◆ **Requirements**
Both the line containing "Extract the structured" and the last line of the listing are included: write out exactly the lines from one to the other.
──────── Records provided
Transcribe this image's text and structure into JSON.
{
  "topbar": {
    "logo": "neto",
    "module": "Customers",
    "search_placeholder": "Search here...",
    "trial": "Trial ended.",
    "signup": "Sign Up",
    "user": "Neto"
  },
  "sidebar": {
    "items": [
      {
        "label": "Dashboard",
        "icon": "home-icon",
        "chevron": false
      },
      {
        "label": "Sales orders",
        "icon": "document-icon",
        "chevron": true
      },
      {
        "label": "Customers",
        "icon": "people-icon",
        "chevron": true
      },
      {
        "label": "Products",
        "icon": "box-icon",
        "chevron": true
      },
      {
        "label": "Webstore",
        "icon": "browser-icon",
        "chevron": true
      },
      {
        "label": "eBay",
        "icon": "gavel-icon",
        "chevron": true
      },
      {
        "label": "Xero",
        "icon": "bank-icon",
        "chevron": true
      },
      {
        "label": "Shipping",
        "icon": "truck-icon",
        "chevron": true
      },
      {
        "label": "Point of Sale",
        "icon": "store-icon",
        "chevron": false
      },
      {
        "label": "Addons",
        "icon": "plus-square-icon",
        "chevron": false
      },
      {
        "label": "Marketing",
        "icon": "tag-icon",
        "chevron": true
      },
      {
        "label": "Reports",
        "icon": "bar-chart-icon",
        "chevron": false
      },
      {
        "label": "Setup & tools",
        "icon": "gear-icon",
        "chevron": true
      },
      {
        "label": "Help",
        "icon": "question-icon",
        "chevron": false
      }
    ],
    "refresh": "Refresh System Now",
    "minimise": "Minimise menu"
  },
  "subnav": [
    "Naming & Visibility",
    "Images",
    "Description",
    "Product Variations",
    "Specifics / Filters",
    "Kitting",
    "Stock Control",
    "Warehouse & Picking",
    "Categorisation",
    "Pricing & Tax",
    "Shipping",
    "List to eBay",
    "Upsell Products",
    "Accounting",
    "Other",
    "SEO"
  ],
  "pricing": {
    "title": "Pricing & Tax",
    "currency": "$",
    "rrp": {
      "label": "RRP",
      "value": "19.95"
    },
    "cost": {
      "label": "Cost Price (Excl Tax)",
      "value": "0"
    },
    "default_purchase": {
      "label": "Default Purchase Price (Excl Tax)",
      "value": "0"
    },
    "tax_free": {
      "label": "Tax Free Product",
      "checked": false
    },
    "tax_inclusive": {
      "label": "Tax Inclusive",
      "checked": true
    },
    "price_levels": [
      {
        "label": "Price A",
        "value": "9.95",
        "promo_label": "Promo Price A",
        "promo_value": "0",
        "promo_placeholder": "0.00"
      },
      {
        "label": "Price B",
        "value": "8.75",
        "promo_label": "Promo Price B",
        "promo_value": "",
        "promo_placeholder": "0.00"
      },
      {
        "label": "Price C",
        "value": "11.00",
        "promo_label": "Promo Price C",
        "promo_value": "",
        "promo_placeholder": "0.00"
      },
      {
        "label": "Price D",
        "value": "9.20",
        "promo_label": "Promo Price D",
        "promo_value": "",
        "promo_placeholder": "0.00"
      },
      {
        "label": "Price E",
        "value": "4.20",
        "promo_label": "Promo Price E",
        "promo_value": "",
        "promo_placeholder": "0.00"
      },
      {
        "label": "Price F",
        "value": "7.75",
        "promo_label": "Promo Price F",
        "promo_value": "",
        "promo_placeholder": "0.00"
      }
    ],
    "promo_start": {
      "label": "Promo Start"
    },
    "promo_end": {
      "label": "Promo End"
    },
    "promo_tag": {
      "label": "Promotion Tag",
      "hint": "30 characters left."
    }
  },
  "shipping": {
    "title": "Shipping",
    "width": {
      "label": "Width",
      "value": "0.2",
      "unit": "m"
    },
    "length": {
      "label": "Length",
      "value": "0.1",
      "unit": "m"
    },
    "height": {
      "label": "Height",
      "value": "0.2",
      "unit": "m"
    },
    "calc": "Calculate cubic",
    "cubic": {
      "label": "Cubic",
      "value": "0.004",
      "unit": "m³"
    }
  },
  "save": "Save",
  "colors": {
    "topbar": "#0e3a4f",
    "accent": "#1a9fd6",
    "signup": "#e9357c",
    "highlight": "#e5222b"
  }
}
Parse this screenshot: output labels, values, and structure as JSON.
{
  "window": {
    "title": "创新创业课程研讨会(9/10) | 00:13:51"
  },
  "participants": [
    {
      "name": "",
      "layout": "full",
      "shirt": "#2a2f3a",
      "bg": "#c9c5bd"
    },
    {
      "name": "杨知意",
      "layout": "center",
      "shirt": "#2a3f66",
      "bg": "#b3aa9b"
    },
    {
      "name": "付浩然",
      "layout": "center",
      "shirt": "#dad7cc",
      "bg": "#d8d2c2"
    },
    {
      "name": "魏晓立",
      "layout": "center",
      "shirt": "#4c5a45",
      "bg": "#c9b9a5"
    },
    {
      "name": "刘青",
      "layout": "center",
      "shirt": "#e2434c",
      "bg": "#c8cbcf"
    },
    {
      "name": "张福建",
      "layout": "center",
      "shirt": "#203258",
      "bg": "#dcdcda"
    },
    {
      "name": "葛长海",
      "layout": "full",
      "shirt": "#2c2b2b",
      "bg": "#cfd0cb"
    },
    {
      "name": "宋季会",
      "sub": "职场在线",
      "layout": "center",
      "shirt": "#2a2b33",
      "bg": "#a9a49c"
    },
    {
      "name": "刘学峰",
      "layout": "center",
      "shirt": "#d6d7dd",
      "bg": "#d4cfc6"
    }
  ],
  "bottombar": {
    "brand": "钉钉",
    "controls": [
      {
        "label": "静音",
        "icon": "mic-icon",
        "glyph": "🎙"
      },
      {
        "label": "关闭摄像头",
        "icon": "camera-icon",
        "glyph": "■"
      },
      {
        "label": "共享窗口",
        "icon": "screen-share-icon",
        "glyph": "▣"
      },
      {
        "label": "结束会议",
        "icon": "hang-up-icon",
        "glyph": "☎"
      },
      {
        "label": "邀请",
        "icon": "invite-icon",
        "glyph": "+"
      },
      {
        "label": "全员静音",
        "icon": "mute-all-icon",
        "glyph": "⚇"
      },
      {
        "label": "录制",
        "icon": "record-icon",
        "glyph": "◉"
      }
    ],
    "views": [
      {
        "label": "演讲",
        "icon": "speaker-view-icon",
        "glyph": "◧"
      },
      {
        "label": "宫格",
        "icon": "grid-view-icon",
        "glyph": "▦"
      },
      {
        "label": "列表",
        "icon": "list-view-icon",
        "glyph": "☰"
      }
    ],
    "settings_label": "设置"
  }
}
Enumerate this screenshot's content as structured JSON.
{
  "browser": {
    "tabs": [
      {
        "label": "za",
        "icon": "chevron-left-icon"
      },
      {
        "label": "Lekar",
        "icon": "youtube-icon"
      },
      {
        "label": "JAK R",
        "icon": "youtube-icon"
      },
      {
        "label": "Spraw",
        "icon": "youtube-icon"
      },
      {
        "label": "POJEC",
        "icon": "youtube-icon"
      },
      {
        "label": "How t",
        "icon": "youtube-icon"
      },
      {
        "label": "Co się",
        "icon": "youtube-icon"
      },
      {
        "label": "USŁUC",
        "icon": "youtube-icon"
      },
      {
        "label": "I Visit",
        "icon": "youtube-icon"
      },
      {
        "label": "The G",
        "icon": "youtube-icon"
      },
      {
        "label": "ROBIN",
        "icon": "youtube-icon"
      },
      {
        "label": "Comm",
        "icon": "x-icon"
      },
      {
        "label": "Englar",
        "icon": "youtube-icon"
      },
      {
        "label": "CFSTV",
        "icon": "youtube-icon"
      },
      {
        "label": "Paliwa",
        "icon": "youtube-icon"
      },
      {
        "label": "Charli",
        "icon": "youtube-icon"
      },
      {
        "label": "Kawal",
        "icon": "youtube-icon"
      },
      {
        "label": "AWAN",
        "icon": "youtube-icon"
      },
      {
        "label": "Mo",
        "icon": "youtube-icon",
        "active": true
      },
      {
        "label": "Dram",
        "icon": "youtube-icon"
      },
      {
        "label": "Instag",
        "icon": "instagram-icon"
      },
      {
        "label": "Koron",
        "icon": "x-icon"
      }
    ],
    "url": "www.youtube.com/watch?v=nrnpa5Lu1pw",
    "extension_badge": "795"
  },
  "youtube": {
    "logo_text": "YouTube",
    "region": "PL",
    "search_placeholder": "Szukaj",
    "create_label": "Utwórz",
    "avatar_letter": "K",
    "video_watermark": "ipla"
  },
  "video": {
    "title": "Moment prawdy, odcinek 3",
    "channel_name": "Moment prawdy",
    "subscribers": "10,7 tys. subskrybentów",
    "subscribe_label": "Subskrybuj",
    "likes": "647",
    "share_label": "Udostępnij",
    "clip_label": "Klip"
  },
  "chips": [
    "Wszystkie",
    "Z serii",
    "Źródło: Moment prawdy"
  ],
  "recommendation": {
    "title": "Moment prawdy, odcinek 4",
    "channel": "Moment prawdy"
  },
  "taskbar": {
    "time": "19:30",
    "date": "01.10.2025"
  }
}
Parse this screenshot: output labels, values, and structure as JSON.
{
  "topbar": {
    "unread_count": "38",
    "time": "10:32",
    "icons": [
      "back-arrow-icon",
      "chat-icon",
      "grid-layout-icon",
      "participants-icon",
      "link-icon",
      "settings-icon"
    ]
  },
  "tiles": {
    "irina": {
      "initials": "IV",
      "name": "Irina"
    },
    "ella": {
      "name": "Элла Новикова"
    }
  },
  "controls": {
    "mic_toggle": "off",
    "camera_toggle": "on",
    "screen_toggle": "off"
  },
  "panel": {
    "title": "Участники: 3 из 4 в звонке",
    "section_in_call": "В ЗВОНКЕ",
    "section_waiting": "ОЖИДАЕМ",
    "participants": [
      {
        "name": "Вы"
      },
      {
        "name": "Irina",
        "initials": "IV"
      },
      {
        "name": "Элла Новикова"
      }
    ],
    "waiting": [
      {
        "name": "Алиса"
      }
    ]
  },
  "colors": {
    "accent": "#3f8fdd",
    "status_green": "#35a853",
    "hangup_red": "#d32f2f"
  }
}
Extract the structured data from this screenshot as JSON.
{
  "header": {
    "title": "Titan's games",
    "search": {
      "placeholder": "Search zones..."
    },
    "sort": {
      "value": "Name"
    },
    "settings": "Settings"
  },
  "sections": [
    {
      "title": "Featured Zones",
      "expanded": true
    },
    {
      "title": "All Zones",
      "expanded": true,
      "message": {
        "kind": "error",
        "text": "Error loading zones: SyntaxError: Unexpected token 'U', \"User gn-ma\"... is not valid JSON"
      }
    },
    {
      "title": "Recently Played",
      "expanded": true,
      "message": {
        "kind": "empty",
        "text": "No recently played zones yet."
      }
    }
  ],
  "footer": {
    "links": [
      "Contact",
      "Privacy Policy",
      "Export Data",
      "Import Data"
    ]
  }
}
────────────────
◆ **Exercise output**
Extract the structured data from this screenshot as JSON.
{
  "header": {
    "title": "Titan's games",
    "search": {
      "placeholder": "Search zones..."
    },
    "sort": {
      "value": "Name"
    },
    "settings": "Settings"
  },
  "sections": [
    {
      "title": "Featured Zones",
      "expanded": true
    },
    {
      "title": "All Zones",
      "expanded": true,
      "message": {
        "kind": "error",
        "text": "Error loading zones: SyntaxError: Unexpected token 'U', \"User gn-ma\"... is not valid JSON"
      }
    },
    {
      "title": "Recently Played",
      "expanded": true,
      "message": {
        "kind": "empty",
        "text": "No recently played zones yet."
      }
    }
  ],
  "footer": {
    "links": [
      "Contact",
      "Privacy Policy",
      "Export Data",
      "Import Data"
    ]
  }
}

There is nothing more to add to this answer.